▶ [Work instruction]: In the text below about oil companies and investment, which state-run company is named as the biggest?

Elon Musk attends the opening ceremony of the new Tesla Gigafactory for electric cars in Gruenheide, Germany, March 22, 2022. Patrick Pleul/Pool via REUTERS
Elon Musk attends the opening ceremony of the new Tesla Gigafactory for electric cars in Gruenheide, Germany, March 22, 2022. Patrick Pleul/Pool via REUTERS (POOL New / reuters)

Fossil fuels, meanwhile, are a still-profitable business, but one that seems destined to decline over the next 20 or 30 years. We will need oil and natural gas for a long time to come. But less and less of it. That makes a lousy case for big investments that could expand supply, such as new wells or refineries.

Americans tend to forget that the US energy industry is largely a private-sector business driven by the profit motive and capitalist dynamics. Energy firms have shareholders and investors and contractual obligations, which means they have to deploy capital where it gets the highest returns. They don't produce extra energy just because consumers or politicians demand it. One of the biggest concerns at fossil-fuel companies now is the risk of “stranded assets”—big projects that could rapidly lose value as the market for fossil fuels dries up. In that type of environment, nobody wants to invest in assets that could become obsolete before they’ve generated a return.

The advantage of state-run companies

This is where the OPEC+ nations have an advantage. Those nations typically have nationalized oil companies that are basically run by the government. The biggest is Saudi Aramco in Saudi Arabia, followed by Rosneft in Russia. Other big producers include the national oil companies of Kuwait, Iraq, Iran, Qatar, the UAE, Brazil and Mexico. China doesn’t export much oil, but it has two giant state-run companies in the oil and natural gas business.

State-run energy companies don’t have to worry about shareholder returns, and sometimes they don't even need to worry about profits. They operate, instead, as levers of government policy, and can make investments to expand capacity if that aligns with government goals. In many cases, it does. Saudi Arabia is diversifying its economy beyond energy, yet Saudi Aramco said earlier this year it will boost capital expenditures by up to $50 billion this year, and by similar amounts until 2025 or 2026. That could make Saudi Arabia an even more important “swing producer” able to dial output up or down as the government wishes.

▶ [Source information]:

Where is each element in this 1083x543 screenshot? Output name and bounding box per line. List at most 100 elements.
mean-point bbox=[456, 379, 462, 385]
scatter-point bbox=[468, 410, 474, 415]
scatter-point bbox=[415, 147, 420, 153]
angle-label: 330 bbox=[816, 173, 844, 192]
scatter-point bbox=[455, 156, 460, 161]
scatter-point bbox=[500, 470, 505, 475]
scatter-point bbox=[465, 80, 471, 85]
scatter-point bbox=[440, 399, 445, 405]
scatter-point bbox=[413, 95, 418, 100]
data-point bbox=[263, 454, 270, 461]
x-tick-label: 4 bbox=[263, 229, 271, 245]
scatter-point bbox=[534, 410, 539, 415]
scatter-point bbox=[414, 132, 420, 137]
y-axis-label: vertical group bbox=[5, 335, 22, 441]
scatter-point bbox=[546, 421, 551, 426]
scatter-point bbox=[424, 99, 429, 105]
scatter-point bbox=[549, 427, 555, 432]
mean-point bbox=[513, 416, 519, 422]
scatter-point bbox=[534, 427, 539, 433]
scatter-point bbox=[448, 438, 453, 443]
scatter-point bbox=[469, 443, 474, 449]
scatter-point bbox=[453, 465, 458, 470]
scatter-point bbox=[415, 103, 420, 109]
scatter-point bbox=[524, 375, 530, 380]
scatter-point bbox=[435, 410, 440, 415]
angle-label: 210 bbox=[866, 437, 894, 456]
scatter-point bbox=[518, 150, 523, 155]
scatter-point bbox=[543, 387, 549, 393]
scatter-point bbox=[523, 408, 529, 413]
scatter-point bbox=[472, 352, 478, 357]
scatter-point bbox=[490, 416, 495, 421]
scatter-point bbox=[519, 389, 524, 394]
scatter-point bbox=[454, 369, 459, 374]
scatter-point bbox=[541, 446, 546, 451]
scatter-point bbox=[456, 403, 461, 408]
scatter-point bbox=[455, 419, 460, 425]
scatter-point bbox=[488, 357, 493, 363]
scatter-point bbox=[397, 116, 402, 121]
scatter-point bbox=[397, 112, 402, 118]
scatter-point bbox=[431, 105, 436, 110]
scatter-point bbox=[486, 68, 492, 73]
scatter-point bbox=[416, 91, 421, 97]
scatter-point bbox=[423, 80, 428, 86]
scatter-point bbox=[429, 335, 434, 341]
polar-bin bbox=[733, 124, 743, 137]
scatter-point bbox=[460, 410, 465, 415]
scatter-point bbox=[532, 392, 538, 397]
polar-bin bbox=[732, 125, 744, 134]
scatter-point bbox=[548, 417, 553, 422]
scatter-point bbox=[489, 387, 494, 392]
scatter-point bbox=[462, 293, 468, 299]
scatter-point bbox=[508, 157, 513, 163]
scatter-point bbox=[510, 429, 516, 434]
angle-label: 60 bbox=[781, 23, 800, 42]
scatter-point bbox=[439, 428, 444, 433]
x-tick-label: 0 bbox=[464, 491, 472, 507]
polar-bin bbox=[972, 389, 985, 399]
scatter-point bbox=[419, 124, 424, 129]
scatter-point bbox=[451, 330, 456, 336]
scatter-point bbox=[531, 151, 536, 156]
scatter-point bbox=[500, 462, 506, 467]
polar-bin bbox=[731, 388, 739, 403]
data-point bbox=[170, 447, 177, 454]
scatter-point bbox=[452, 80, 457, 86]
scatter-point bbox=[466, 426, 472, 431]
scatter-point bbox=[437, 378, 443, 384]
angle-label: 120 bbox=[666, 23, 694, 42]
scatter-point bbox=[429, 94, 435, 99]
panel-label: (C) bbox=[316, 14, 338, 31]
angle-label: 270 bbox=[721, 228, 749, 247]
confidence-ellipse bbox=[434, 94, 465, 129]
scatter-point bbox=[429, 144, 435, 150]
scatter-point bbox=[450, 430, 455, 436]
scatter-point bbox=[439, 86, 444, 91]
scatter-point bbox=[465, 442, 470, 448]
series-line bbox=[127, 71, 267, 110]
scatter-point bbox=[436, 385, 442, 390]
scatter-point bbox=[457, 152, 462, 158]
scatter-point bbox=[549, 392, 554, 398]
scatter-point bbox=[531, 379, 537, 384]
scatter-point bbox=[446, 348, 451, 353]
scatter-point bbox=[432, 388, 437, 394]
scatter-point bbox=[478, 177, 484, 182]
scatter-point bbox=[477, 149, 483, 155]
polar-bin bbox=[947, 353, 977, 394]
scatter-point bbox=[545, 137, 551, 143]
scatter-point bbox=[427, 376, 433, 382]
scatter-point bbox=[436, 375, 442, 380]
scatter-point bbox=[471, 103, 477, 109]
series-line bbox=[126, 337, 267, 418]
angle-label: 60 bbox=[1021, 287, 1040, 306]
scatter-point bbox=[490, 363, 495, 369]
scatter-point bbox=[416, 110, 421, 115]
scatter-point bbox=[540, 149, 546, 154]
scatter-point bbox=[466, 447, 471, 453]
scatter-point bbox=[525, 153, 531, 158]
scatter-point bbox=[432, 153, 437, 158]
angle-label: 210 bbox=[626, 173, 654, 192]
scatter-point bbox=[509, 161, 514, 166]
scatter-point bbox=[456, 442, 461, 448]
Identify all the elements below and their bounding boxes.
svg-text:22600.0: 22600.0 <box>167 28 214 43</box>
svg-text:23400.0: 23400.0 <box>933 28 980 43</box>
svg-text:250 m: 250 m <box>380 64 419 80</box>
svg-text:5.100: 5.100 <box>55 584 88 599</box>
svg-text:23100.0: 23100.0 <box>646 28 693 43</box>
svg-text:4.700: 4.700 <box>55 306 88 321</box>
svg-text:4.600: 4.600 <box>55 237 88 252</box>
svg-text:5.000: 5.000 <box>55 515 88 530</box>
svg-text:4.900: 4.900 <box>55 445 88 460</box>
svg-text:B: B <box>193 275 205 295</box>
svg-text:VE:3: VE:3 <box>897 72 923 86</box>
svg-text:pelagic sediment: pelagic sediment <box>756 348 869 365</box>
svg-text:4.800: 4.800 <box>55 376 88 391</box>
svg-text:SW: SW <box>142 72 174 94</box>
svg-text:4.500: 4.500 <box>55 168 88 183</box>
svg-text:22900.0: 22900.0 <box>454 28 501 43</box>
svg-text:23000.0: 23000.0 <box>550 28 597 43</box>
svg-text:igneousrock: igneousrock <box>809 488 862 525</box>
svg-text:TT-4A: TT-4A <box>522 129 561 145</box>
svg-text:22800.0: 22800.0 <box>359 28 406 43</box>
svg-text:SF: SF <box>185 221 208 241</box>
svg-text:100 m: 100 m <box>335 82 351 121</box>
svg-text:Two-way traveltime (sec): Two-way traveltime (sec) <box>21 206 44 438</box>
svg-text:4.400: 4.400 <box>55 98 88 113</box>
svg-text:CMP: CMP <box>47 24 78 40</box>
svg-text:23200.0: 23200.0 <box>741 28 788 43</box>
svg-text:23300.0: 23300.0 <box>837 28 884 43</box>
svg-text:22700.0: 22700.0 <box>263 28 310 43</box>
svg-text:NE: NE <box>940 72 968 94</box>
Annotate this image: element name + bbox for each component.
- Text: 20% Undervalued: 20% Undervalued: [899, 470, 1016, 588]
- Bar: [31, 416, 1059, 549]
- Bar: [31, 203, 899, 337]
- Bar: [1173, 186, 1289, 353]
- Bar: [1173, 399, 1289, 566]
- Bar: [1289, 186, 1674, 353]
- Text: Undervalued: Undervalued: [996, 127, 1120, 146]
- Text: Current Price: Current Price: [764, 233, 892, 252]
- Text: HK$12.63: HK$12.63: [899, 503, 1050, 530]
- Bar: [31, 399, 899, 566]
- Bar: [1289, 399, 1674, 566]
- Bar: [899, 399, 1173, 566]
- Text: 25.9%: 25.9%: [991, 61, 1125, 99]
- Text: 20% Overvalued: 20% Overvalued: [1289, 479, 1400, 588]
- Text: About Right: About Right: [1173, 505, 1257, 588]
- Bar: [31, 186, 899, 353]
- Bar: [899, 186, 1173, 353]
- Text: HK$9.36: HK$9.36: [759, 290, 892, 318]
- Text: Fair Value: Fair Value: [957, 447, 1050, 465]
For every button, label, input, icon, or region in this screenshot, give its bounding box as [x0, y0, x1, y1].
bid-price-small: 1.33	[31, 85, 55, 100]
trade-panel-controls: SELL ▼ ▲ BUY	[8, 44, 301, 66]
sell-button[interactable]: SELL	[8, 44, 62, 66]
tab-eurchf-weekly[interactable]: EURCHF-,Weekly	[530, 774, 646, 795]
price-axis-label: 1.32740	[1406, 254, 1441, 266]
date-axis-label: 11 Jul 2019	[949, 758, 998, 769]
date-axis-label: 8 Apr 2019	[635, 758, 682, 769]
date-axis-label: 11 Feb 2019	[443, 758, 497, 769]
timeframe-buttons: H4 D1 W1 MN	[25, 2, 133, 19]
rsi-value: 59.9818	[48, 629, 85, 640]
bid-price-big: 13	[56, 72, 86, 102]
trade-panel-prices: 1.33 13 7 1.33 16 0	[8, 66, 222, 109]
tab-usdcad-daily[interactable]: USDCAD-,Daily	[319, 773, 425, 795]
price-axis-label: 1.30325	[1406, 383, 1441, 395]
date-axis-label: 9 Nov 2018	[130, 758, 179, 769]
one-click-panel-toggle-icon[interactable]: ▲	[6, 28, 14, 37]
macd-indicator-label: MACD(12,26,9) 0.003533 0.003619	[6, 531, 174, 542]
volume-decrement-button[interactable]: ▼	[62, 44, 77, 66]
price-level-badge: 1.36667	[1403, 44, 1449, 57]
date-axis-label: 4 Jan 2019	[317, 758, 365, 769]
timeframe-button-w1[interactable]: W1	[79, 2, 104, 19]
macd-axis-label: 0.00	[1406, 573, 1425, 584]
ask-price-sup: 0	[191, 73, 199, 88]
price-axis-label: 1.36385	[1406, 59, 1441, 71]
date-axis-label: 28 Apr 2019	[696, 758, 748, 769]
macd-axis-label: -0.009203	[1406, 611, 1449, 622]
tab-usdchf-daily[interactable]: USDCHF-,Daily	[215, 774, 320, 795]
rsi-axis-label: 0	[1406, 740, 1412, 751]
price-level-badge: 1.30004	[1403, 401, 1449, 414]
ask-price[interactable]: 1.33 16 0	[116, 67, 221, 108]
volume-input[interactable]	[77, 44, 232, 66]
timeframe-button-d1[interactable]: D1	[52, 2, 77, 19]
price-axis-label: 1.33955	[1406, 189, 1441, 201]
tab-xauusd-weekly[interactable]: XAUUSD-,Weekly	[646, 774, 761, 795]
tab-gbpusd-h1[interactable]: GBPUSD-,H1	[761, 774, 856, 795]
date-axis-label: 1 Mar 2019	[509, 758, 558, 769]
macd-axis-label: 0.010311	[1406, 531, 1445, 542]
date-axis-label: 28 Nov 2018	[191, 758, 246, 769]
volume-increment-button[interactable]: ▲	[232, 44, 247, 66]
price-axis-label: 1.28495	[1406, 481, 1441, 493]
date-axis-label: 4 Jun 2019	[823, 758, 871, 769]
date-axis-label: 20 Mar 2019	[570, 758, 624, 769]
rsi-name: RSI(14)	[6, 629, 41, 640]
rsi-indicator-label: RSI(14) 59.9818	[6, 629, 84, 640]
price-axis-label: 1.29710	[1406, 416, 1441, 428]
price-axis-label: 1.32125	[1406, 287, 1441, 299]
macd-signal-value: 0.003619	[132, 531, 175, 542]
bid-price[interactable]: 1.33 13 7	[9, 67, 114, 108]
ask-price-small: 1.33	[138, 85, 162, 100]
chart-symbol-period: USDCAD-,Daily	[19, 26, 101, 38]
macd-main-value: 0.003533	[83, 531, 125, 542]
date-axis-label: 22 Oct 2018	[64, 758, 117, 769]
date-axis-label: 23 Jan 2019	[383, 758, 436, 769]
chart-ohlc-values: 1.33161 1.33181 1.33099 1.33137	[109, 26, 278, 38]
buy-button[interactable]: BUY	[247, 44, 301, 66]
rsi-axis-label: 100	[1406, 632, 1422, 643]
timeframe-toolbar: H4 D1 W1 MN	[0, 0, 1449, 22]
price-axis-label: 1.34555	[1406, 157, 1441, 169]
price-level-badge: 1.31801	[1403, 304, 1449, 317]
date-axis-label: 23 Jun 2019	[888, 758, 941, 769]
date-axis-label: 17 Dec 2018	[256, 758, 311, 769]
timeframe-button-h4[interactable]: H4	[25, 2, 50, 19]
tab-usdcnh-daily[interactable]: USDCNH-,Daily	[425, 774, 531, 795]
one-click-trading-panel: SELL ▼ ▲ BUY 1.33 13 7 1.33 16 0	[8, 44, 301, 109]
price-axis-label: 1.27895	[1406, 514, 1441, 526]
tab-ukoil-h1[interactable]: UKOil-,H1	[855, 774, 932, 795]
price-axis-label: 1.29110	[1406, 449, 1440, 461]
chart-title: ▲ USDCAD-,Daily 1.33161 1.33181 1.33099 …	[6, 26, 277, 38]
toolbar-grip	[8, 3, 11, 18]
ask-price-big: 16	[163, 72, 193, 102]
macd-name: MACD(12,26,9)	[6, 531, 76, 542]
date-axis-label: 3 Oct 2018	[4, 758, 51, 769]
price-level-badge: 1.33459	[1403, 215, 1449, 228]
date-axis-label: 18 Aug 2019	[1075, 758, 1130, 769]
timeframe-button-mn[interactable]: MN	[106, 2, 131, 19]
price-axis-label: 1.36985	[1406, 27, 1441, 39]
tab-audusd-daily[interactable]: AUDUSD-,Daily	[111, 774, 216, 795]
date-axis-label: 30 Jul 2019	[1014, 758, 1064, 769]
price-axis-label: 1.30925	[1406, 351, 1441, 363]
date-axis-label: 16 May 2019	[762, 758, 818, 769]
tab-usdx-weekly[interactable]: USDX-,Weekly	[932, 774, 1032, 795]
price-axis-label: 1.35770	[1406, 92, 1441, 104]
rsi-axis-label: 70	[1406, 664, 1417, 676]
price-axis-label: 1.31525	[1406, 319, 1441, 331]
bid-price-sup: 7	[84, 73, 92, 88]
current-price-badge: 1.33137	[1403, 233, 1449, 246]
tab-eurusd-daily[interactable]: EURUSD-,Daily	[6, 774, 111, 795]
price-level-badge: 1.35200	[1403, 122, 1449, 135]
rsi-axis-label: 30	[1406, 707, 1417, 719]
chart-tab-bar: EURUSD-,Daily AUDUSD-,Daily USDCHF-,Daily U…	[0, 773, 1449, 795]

▶ [Answer space]: Saudi Aramco in Saudi Arabia.